• REQUIRED WORK:
Skip every picture and transcribe the remaining material exactly.

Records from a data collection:
○ ○ ○ ○
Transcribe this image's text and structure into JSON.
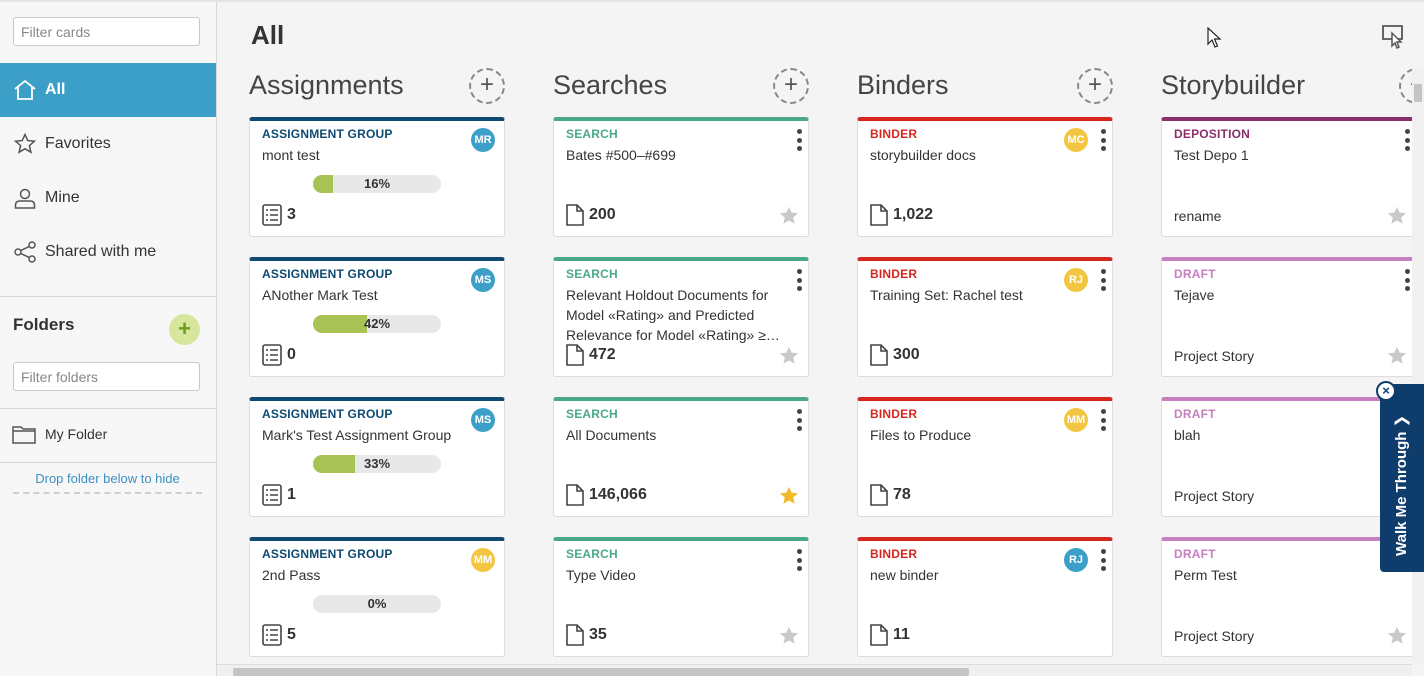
{
  "sidebar": {
    "filter_placeholder": "Filter cards",
    "nav": [
      {
        "label": "All",
        "icon": "home-icon",
        "active": true
      },
      {
        "label": "Favorites",
        "icon": "star-outline-icon"
      },
      {
        "label": "Mine",
        "icon": "person-icon"
      },
      {
        "label": "Shared with me",
        "icon": "share-icon"
      }
    ],
    "folders_title": "Folders",
    "add_folder_label": "+",
    "filter_folders_placeholder": "Filter folders",
    "my_folder": "My Folder",
    "drop_hint": "Drop folder below to hide"
  },
  "main": {
    "title": "All",
    "add_label": "+",
    "columns": [
      {
        "title": "Assignments",
        "cards": [
          {
            "type": "ASSIGNMENT GROUP",
            "name": "mont test",
            "avatar": "MR",
            "progress_label": "16%",
            "progress": 0.16,
            "count": "3"
          },
          {
            "type": "ASSIGNMENT GROUP",
            "name": "ANother Mark Test",
            "avatar": "MS",
            "progress_label": "42%",
            "progress": 0.42,
            "count": "0"
          },
          {
            "type": "ASSIGNMENT GROUP",
            "name": "Mark's Test Assignment Group",
            "avatar": "MS",
            "progress_label": "33%",
            "progress": 0.33,
            "count": "1"
          },
          {
            "type": "ASSIGNMENT GROUP",
            "name": "2nd Pass",
            "avatar": "MM",
            "progress_label": "0%",
            "progress": 0,
            "count": "5"
          }
        ]
      },
      {
        "title": "Searches",
        "cards": [
          {
            "type": "SEARCH",
            "name": "Bates #500–#699",
            "count": "200",
            "favorite": false
          },
          {
            "type": "SEARCH",
            "name": "Relevant Holdout Documents for Model «Rating» and Predicted Relevance for Model «Rating» ≥…",
            "count": "472",
            "favorite": false
          },
          {
            "type": "SEARCH",
            "name": "All Documents",
            "count": "146,066",
            "favorite": true
          },
          {
            "type": "SEARCH",
            "name": "Type Video",
            "count": "35",
            "favorite": false
          }
        ]
      },
      {
        "title": "Binders",
        "cards": [
          {
            "type": "BINDER",
            "name": "storybuilder docs",
            "avatar": "MC",
            "count": "1,022"
          },
          {
            "type": "BINDER",
            "name": "Training Set: Rachel test",
            "avatar": "RJ",
            "count": "300"
          },
          {
            "type": "BINDER",
            "name": "Files to Produce",
            "avatar": "MM",
            "count": "78"
          },
          {
            "type": "BINDER",
            "name": "new binder",
            "avatar": "RJ",
            "count": "11"
          }
        ]
      },
      {
        "title": "Storybuilder",
        "cards": [
          {
            "type": "DEPOSITION",
            "name": "Test Depo 1",
            "sub": "rename"
          },
          {
            "type": "DRAFT",
            "name": "Tejave",
            "sub": "Project Story"
          },
          {
            "type": "DRAFT",
            "name": "blah",
            "sub": "Project Story"
          },
          {
            "type": "DRAFT",
            "name": "Perm Test",
            "sub": "Project Story"
          }
        ]
      }
    ]
  },
  "walkme": {
    "label": "Walk Me Through ❯",
    "close": "×"
  },
  "colors": {
    "accent": "#3c9fc7",
    "assignment": "#0e4a72",
    "search": "#4aa889",
    "binder": "#d7261e",
    "deposition": "#8a2f6a",
    "draft": "#c67fbf",
    "avatar_blue": "#3c9fc7",
    "avatar_yellow": "#f3c641",
    "progress_fill": "#a8c256",
    "favorite_star": "#f3b92b"
  }
}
○ ○ ○ ○
• TASK RESULT:
Transcribe this image's text and structure into JSON.
{
  "sidebar": {
    "filter_placeholder": "Filter cards",
    "nav": [
      {
        "label": "All",
        "icon": "home-icon",
        "active": true
      },
      {
        "label": "Favorites",
        "icon": "star-outline-icon"
      },
      {
        "label": "Mine",
        "icon": "person-icon"
      },
      {
        "label": "Shared with me",
        "icon": "share-icon"
      }
    ],
    "folders_title": "Folders",
    "add_folder_label": "+",
    "filter_folders_placeholder": "Filter folders",
    "my_folder": "My Folder",
    "drop_hint": "Drop folder below to hide"
  },
  "main": {
    "title": "All",
    "add_label": "+",
    "columns": [
      {
        "title": "Assignments",
        "cards": [
          {
            "type": "ASSIGNMENT GROUP",
            "name": "mont test",
            "avatar": "MR",
            "progress_label": "16%",
            "progress": 0.16,
            "count": "3"
          },
          {
            "type": "ASSIGNMENT GROUP",
            "name": "ANother Mark Test",
            "avatar": "MS",
            "progress_label": "42%",
            "progress": 0.42,
            "count": "0"
          },
          {
            "type": "ASSIGNMENT GROUP",
            "name": "Mark's Test Assignment Group",
            "avatar": "MS",
            "progress_label": "33%",
            "progress": 0.33,
            "count": "1"
          },
          {
            "type": "ASSIGNMENT GROUP",
            "name": "2nd Pass",
            "avatar": "MM",
            "progress_label": "0%",
            "progress": 0,
            "count": "5"
          }
        ]
      },
      {
        "title": "Searches",
        "cards": [
          {
            "type": "SEARCH",
            "name": "Bates #500–#699",
            "count": "200",
            "favorite": false
          },
          {
            "type": "SEARCH",
            "name": "Relevant Holdout Documents for Model «Rating» and Predicted Relevance for Model «Rating» ≥…",
            "count": "472",
            "favorite": false
          },
          {
            "type": "SEARCH",
            "name": "All Documents",
            "count": "146,066",
            "favorite": true
          },
          {
            "type": "SEARCH",
            "name": "Type Video",
            "count": "35",
            "favorite": false
          }
        ]
      },
      {
        "title": "Binders",
        "cards": [
          {
            "type": "BINDER",
            "name": "storybuilder docs",
            "avatar": "MC",
            "count": "1,022"
          },
          {
            "type": "BINDER",
            "name": "Training Set: Rachel test",
            "avatar": "RJ",
            "count": "300"
          },
          {
            "type": "BINDER",
            "name": "Files to Produce",
            "avatar": "MM",
            "count": "78"
          },
          {
            "type": "BINDER",
            "name": "new binder",
            "avatar": "RJ",
            "count": "11"
          }
        ]
      },
      {
        "title": "Storybuilder",
        "cards": [
          {
            "type": "DEPOSITION",
            "name": "Test Depo 1",
            "sub": "rename"
          },
          {
            "type": "DRAFT",
            "name": "Tejave",
            "sub": "Project Story"
          },
          {
            "type": "DRAFT",
            "name": "blah",
            "sub": "Project Story"
          },
          {
            "type": "DRAFT",
            "name": "Perm Test",
            "sub": "Project Story"
          }
        ]
      }
    ]
  },
  "walkme": {
    "label": "Walk Me Through ❯",
    "close": "×"
  },
  "colors": {
    "accent": "#3c9fc7",
    "assignment": "#0e4a72",
    "search": "#4aa889",
    "binder": "#d7261e",
    "deposition": "#8a2f6a",
    "draft": "#c67fbf",
    "avatar_blue": "#3c9fc7",
    "avatar_yellow": "#f3c641",
    "progress_fill": "#a8c256",
    "favorite_star": "#f3b92b"
  }
}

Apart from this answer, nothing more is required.